-- START OF SUPPLIED MATERIAL --

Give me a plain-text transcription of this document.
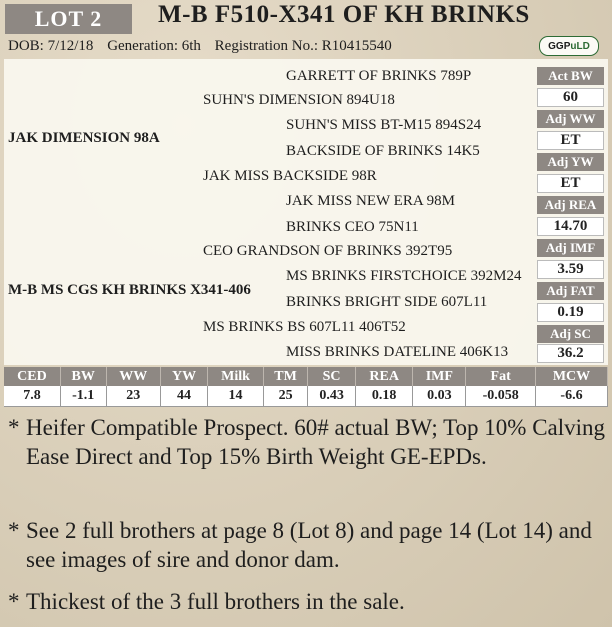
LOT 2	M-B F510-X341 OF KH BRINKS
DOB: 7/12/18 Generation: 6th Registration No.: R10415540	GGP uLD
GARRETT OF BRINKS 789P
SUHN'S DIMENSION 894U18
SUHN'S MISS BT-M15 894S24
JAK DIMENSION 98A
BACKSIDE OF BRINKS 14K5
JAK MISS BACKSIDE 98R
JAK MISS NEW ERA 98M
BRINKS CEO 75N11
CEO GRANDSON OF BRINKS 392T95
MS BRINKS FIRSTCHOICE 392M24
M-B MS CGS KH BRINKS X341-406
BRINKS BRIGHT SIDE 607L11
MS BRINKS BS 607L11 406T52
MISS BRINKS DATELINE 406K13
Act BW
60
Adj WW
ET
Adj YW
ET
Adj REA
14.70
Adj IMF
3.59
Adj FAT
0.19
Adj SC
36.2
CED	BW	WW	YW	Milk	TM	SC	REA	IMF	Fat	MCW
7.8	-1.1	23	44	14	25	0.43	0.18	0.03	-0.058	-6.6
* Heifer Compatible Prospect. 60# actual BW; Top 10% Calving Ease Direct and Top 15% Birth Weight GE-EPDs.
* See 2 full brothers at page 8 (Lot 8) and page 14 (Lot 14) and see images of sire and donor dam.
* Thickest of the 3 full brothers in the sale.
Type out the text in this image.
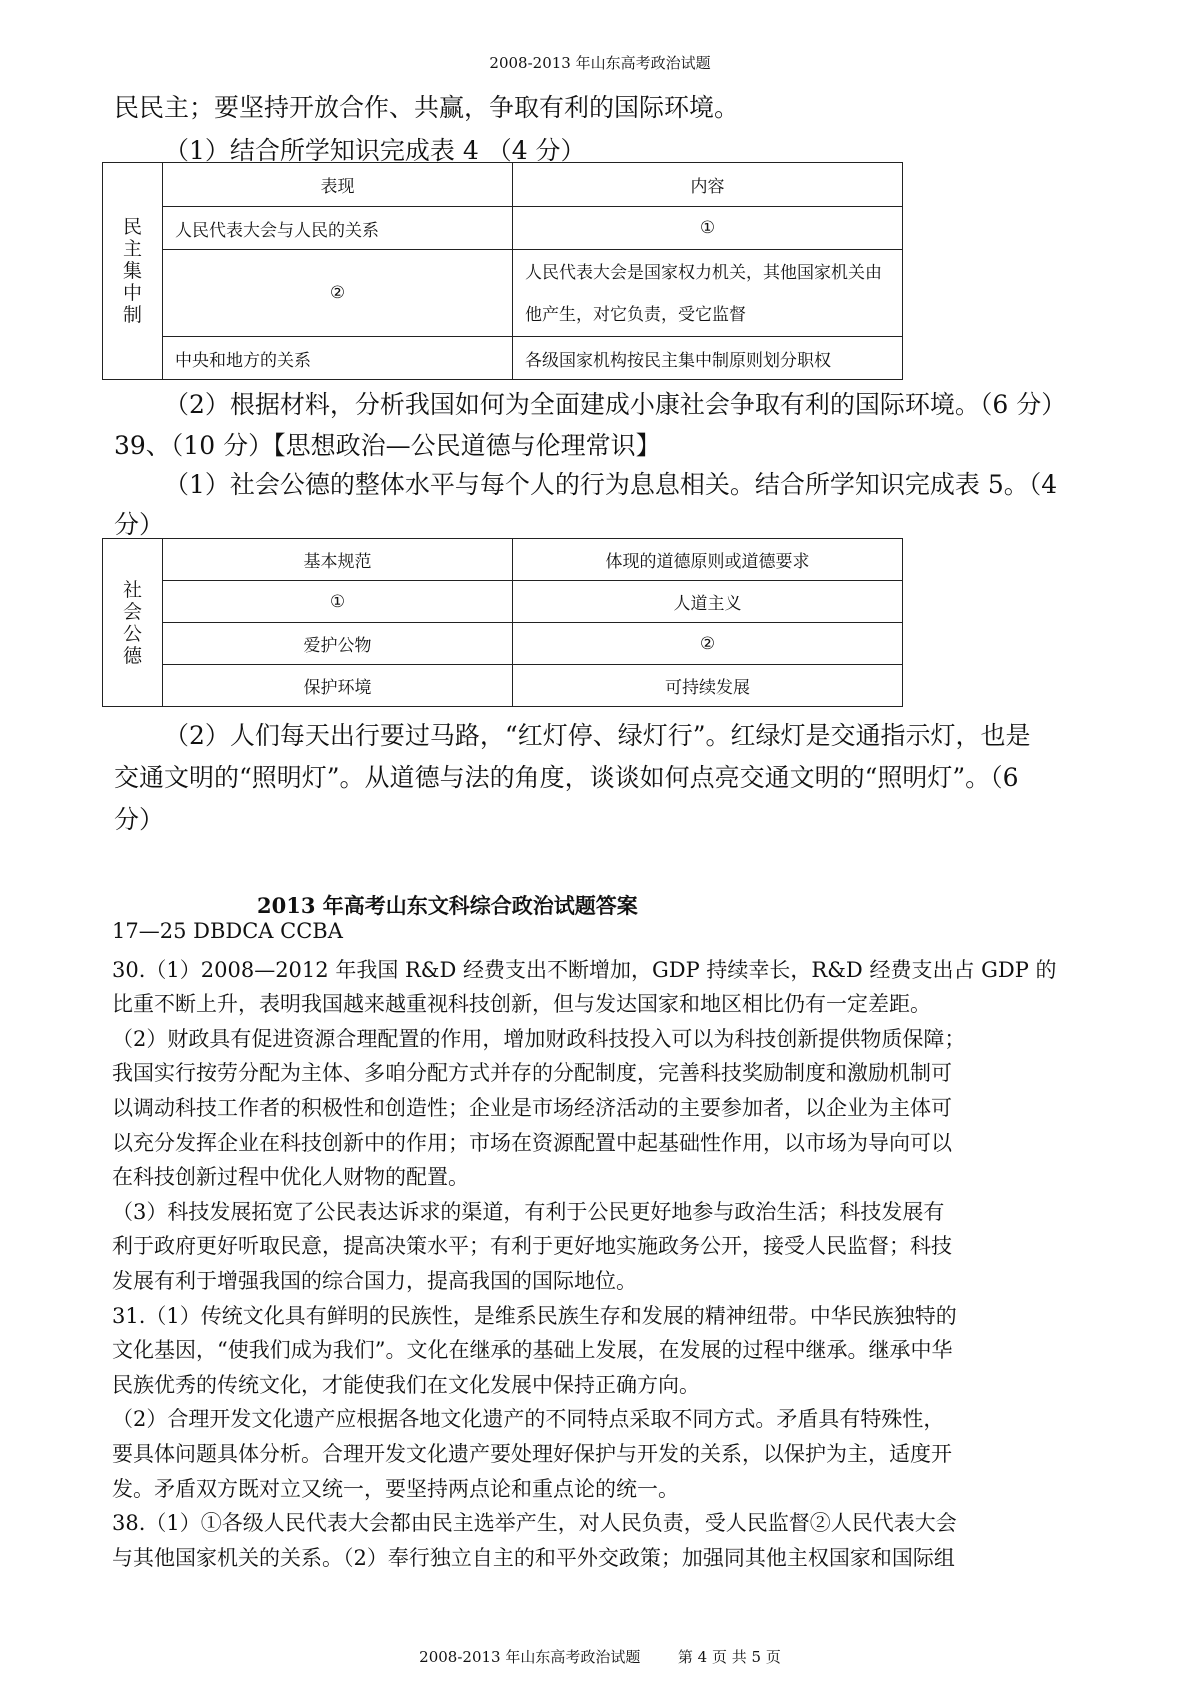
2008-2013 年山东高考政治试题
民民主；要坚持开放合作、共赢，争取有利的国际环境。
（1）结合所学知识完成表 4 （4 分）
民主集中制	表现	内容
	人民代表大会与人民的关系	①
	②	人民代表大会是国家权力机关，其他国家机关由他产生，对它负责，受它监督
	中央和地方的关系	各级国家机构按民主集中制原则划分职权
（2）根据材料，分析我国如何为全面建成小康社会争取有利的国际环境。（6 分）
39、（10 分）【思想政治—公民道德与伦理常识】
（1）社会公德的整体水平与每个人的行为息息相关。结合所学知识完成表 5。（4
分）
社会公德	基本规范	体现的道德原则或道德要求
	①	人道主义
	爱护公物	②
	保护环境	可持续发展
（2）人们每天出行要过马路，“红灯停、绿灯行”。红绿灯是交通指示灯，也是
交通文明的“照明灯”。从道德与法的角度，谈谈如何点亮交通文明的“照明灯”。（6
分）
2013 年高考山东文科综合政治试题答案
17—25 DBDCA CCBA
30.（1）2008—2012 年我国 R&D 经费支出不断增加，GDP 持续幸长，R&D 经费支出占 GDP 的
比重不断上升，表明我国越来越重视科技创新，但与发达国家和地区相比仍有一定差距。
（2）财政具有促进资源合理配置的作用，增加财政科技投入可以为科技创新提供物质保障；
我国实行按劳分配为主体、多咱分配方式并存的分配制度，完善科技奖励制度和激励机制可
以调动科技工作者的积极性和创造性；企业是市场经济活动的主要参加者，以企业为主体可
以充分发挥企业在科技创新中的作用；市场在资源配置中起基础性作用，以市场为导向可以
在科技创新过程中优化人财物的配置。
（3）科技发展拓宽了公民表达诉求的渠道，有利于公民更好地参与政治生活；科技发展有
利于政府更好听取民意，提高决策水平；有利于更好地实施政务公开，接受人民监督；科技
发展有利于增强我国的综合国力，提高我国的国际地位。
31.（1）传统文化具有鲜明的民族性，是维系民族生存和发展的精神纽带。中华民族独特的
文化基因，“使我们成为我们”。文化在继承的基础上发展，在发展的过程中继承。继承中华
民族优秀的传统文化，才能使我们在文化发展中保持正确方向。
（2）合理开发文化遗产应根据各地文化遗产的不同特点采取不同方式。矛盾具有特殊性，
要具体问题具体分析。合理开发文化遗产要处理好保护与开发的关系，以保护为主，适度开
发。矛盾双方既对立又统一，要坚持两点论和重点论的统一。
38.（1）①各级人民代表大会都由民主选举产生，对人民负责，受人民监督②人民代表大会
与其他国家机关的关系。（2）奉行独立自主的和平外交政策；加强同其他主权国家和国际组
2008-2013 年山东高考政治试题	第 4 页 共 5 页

-- END OF SUPPLIED MATERIAL --
-- START OF SUPPLIED MATERIAL --

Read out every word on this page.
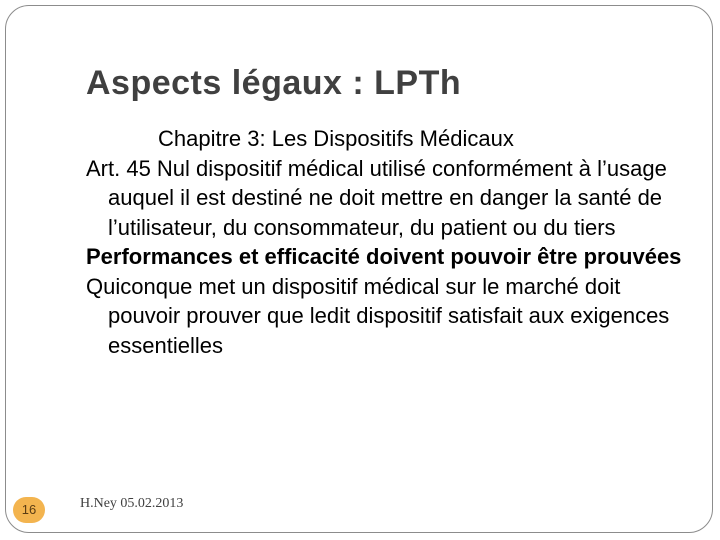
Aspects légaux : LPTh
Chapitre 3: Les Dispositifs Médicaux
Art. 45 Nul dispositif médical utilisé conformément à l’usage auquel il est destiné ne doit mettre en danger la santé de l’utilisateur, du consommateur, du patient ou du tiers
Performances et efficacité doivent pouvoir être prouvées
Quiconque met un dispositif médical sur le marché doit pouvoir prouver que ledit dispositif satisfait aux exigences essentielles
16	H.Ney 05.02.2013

-- END OF SUPPLIED MATERIAL --
-- START OF SUPPLIED MATERIAL --

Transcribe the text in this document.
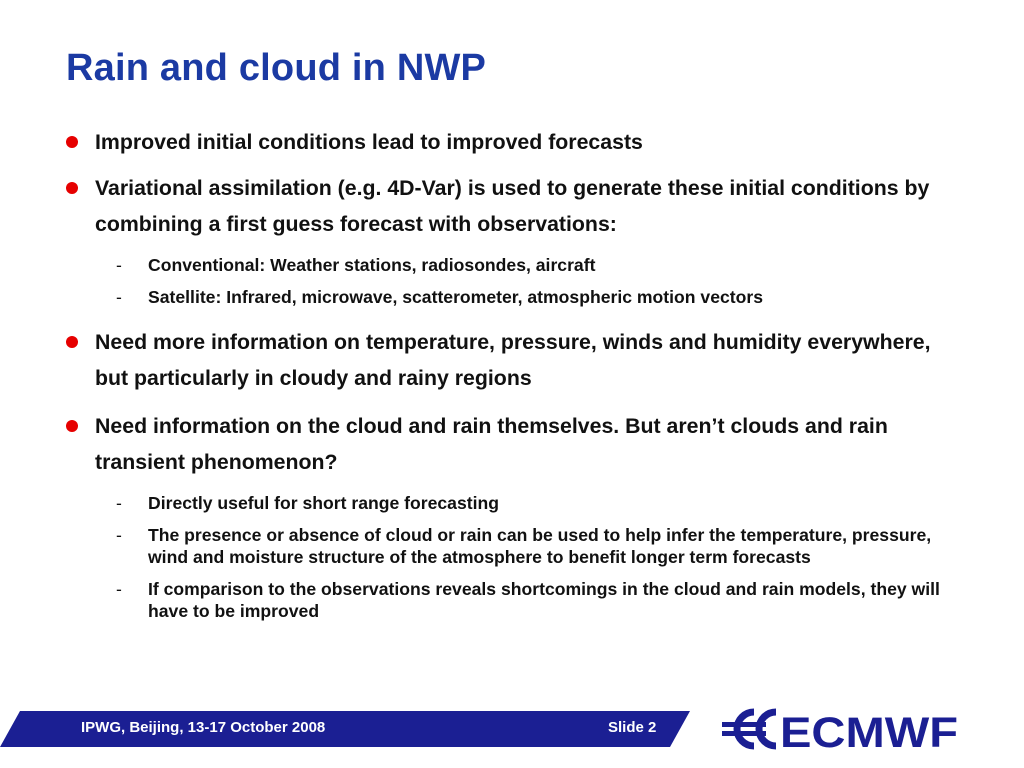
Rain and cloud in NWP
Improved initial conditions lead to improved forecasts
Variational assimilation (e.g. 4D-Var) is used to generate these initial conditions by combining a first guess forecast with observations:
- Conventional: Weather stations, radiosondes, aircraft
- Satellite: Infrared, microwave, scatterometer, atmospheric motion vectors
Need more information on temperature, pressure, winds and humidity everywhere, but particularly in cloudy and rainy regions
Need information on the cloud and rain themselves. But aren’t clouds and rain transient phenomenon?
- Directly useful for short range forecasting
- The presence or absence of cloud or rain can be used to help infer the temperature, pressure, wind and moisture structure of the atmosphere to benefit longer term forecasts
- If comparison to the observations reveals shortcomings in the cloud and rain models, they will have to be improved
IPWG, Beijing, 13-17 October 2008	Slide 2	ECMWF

-- END OF SUPPLIED MATERIAL --

◆ PROBLEM STATEMENT
Tally the lines in the records above that contain the word "initial", and give only that number.

◆ FULL RESPONSE
2